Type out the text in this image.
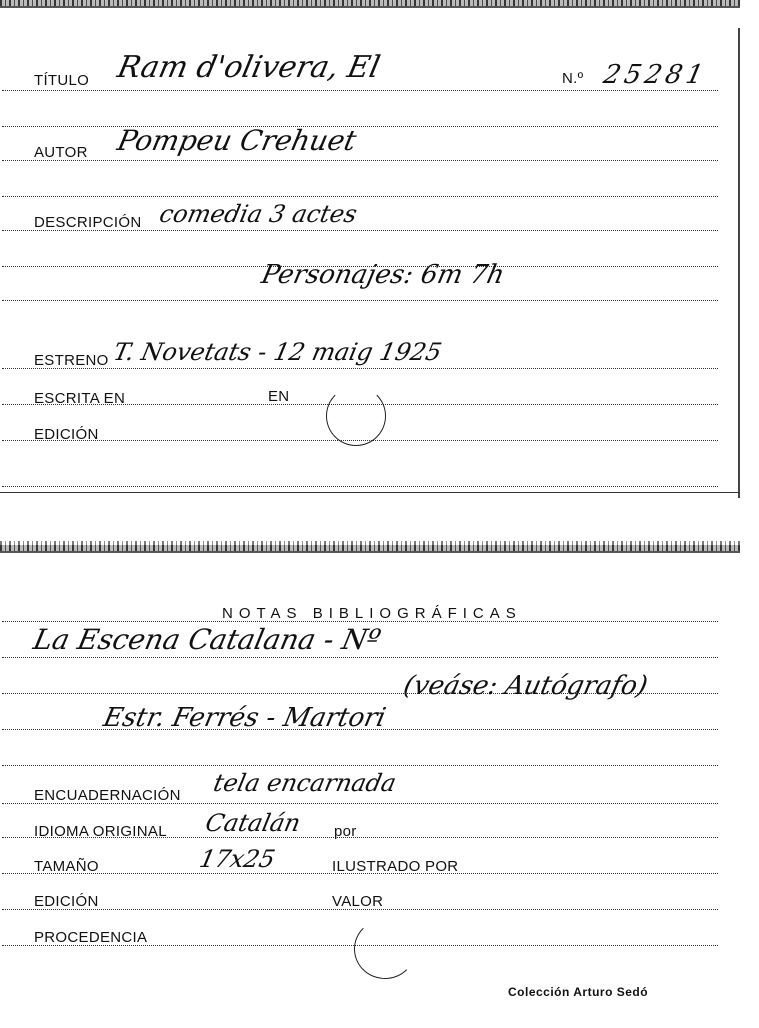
TÍTULO Ram d'olivera, El	N.º 25281
AUTOR Pompeu Crehuet
DESCRIPCIÓN comedia 3 actes
Personajes: 6m 7h
ESTRENO T. Novetats - 12 maig 1925
ESCRITA EN	EN
EDICIÓN
NOTAS BIBLIOGRÁFICAS
La Escena Catalana - Nº
(veáse: Autógrafo)
Estr. Ferrés - Martori
ENCUADERNACIÓN tela encarnada
IDIOMA ORIGINAL Catalán por
TAMAÑO	17x25	ILUSTRADO POR
EDICIÓN	VALOR
PROCEDENCIA
Colección Arturo Sedó
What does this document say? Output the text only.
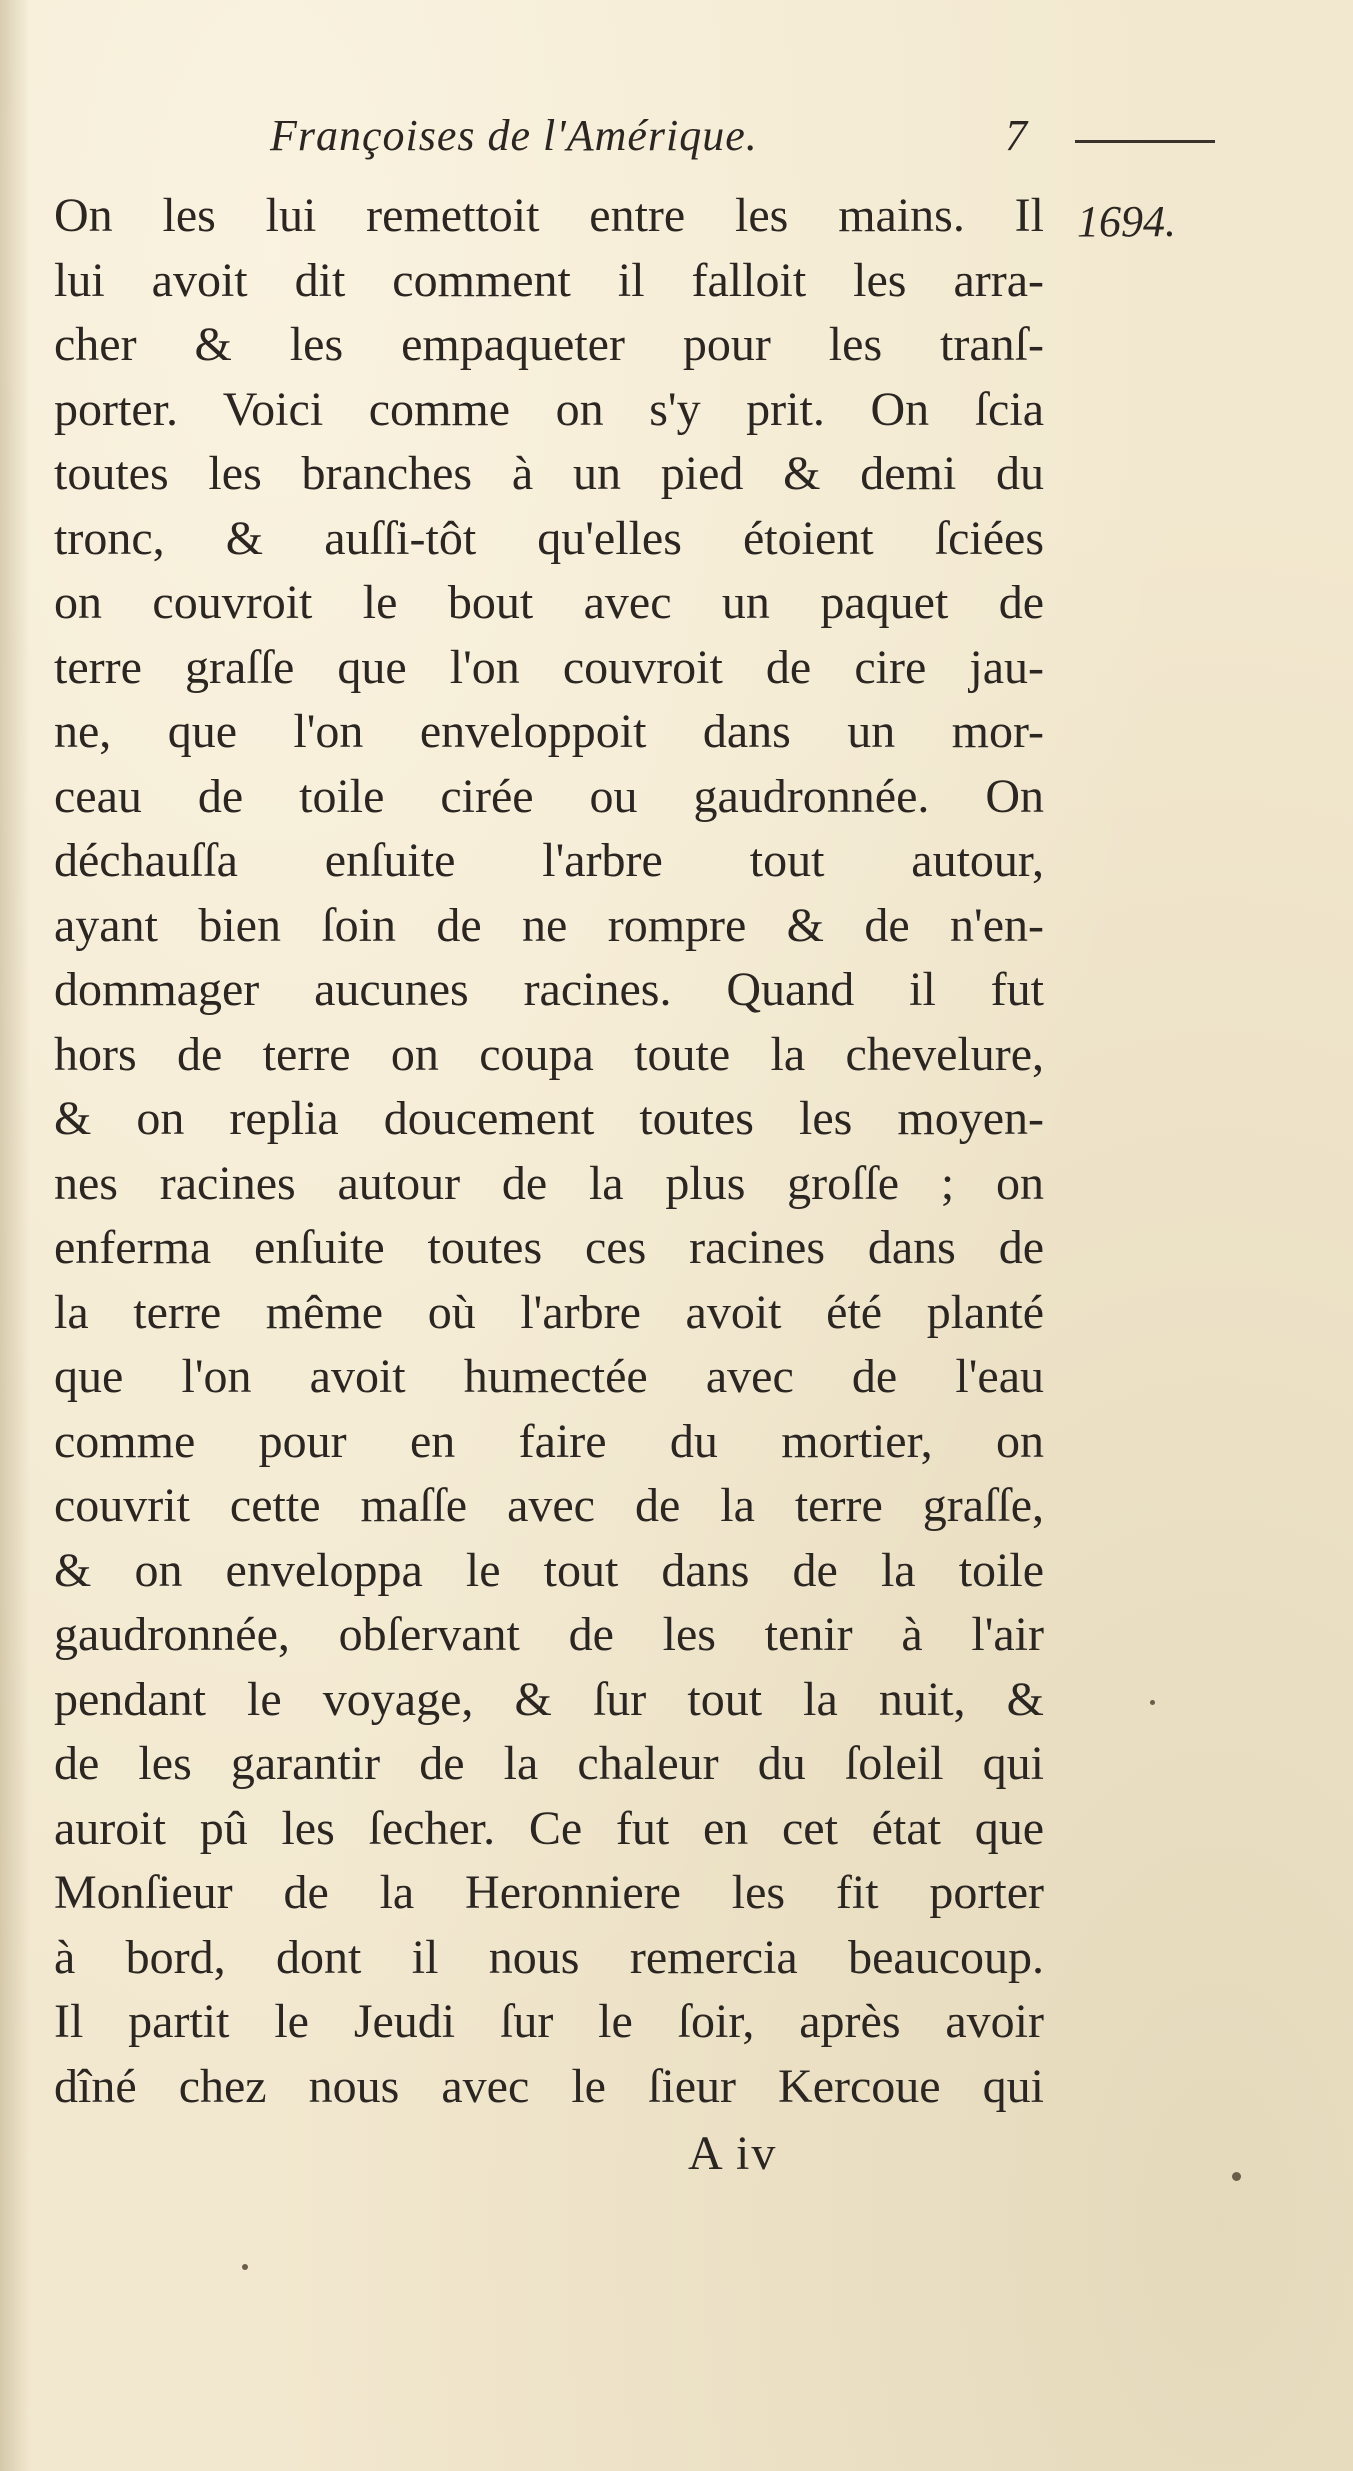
Françoises de l'Amérique.	7
1694.
On les lui remettoit entre les mains. Il
lui avoit dit comment il falloit les arra-
cher & les empaqueter pour les tranſ-
porter. Voici comme on s'y prit. On ſcia
toutes les branches à un pied & demi du
tronc, & auſſi-tôt qu'elles étoient ſciées
on couvroit le bout avec un paquet de
terre graſſe que l'on couvroit de cire jau-
ne, que l'on enveloppoit dans un mor-
ceau de toile cirée ou gaudronnée. On
déchauſſa enſuite l'arbre tout autour,
ayant bien ſoin de ne rompre & de n'en-
dommager aucunes racines. Quand il fut
hors de terre on coupa toute la chevelure,
& on replia doucement toutes les moyen-
nes racines autour de la plus groſſe ; on
enferma enſuite toutes ces racines dans de
la terre même où l'arbre avoit été planté
que l'on avoit humectée avec de l'eau
comme pour en faire du mortier, on
couvrit cette maſſe avec de la terre graſſe,
& on enveloppa le tout dans de la toile
gaudronnée, obſervant de les tenir à l'air
pendant le voyage, & ſur tout la nuit, &
de les garantir de la chaleur du ſoleil qui
auroit pû les ſecher. Ce fut en cet état que
Monſieur de la Heronniere les fit porter
à bord, dont il nous remercia beaucoup.
Il partit le Jeudi ſur le ſoir, après avoir
dîné chez nous avec le ſieur Kercoue qui
A iv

┄┄┄┄┄┄┄┄┄┄

Written request: Give only the number of lines in the entries that contain "dans".

Exercise solution: 3